**Exercise instructions**
Print all of the data exactly.

******

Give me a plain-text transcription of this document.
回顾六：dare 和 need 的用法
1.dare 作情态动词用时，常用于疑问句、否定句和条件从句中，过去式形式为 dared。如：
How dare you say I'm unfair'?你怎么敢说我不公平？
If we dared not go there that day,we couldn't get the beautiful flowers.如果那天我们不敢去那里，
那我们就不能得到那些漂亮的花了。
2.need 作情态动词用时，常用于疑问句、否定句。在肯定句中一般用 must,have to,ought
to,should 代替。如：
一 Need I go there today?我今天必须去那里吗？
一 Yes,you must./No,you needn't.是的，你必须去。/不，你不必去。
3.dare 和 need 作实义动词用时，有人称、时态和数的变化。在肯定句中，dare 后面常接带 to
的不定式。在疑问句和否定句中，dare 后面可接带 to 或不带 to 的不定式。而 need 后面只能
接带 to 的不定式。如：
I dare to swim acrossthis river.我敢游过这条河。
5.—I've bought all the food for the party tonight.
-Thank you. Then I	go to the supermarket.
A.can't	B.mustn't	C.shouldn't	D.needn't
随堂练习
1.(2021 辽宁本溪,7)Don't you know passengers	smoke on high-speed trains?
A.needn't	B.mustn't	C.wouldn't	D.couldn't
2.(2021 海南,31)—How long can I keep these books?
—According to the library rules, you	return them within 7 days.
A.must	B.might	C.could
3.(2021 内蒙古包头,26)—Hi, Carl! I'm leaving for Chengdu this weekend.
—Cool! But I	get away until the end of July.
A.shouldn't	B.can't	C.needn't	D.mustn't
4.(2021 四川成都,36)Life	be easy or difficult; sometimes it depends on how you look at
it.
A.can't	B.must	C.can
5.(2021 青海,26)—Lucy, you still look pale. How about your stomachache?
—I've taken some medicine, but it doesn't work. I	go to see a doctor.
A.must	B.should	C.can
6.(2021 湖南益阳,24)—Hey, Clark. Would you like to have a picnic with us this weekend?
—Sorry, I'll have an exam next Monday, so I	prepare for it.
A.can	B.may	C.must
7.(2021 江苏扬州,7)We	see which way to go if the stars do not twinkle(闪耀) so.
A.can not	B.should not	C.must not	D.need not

******

**Correct answer**
Give me a plain-text transcription of this document.
回顾六：dare 和 need 的用法
1.dare 作情态动词用时，常用于疑问句、否定句和条件从句中，过去式形式为 dared。如：
How dare you say I'm unfair'?你怎么敢说我不公平？
If we dared not go there that day,we couldn't get the beautiful flowers.如果那天我们不敢去那里，
那我们就不能得到那些漂亮的花了。
2.need 作情态动词用时，常用于疑问句、否定句。在肯定句中一般用 must,have to,ought
to,should 代替。如：
一 Need I go there today?我今天必须去那里吗？
一 Yes,you must./No,you needn't.是的，你必须去。/不，你不必去。
3.dare 和 need 作实义动词用时，有人称、时态和数的变化。在肯定句中，dare 后面常接带 to
的不定式。在疑问句和否定句中，dare 后面可接带 to 或不带 to 的不定式。而 need 后面只能
接带 to 的不定式。如：
I dare to swim acrossthis river.我敢游过这条河。
5.—I've bought all the food for the party tonight.
-Thank you. Then I	go to the supermarket.
A.can't	B.mustn't	C.shouldn't	D.needn't
随堂练习
1.(2021 辽宁本溪,7)Don't you know passengers	smoke on high-speed trains?
A.needn't	B.mustn't	C.wouldn't	D.couldn't
2.(2021 海南,31)—How long can I keep these books?
—According to the library rules, you	return them within 7 days.
A.must	B.might	C.could
3.(2021 内蒙古包头,26)—Hi, Carl! I'm leaving for Chengdu this weekend.
—Cool! But I	get away until the end of July.
A.shouldn't	B.can't	C.needn't	D.mustn't
4.(2021 四川成都,36)Life	be easy or difficult; sometimes it depends on how you look at
it.
A.can't	B.must	C.can
5.(2021 青海,26)—Lucy, you still look pale. How about your stomachache?
—I've taken some medicine, but it doesn't work. I	go to see a doctor.
A.must	B.should	C.can
6.(2021 湖南益阳,24)—Hey, Clark. Would you like to have a picnic with us this weekend?
—Sorry, I'll have an exam next Monday, so I	prepare for it.
A.can	B.may	C.must
7.(2021 江苏扬州,7)We	see which way to go if the stars do not twinkle(闪耀) so.
A.can not	B.should not	C.must not	D.need not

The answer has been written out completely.